##### Input data #####
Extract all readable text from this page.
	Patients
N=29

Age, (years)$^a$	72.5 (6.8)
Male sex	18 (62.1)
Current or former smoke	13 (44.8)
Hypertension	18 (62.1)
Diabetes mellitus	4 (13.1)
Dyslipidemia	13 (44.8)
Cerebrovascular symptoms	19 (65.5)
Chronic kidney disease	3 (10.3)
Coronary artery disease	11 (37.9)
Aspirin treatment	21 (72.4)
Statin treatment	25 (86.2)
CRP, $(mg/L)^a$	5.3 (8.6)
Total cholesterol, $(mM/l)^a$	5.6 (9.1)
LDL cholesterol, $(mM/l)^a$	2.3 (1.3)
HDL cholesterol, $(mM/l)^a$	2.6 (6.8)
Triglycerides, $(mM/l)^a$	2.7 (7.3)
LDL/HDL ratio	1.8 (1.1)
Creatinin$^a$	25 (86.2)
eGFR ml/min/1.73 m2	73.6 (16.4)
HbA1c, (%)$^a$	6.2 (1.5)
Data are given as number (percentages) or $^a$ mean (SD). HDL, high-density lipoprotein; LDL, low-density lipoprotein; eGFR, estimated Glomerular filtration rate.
#####
_Work to complete_. Please give the number of lines in the entries above that hold "cholesterol", with no other text.

_Reply_. 3